Extracted records
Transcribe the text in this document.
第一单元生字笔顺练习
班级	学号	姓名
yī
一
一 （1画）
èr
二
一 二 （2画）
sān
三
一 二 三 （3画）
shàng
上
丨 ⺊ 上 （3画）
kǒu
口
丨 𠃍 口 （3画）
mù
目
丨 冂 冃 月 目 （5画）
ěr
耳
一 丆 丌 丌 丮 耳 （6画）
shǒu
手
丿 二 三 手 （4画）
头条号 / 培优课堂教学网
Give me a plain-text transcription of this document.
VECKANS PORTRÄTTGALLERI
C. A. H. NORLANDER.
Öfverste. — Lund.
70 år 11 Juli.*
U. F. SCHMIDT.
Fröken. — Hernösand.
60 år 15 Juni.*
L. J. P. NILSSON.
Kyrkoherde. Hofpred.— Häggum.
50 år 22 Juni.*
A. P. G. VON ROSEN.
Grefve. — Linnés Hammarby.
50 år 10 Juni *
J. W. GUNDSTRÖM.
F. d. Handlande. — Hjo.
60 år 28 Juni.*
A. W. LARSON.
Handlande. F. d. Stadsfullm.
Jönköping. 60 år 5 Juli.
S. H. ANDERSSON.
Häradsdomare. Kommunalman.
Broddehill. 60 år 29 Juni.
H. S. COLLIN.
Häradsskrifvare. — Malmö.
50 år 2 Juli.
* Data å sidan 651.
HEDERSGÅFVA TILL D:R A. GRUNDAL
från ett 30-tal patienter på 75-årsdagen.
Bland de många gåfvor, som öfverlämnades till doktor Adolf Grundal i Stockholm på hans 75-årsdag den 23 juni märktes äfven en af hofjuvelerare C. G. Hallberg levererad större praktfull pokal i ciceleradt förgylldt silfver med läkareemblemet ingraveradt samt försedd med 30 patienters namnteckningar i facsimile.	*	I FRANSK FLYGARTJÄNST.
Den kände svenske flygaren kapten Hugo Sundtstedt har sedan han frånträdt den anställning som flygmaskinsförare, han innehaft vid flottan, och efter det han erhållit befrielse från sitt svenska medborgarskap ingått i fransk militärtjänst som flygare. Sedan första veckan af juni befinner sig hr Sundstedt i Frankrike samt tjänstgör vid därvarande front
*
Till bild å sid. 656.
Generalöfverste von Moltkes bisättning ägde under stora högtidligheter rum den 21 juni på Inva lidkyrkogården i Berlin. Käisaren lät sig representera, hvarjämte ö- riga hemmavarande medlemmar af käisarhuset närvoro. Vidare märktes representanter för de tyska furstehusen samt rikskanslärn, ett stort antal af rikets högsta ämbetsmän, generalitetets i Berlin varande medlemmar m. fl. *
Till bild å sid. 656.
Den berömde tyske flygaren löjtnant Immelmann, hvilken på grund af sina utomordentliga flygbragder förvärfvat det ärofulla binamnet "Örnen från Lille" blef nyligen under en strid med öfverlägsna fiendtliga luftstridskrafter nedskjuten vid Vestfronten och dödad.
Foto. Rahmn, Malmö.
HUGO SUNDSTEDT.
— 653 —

**What the exercise asks:** Return every line containing "text".

**Output for this exercise:**
Transcribe the text in this document.
Give me a plain-text transcription of this document.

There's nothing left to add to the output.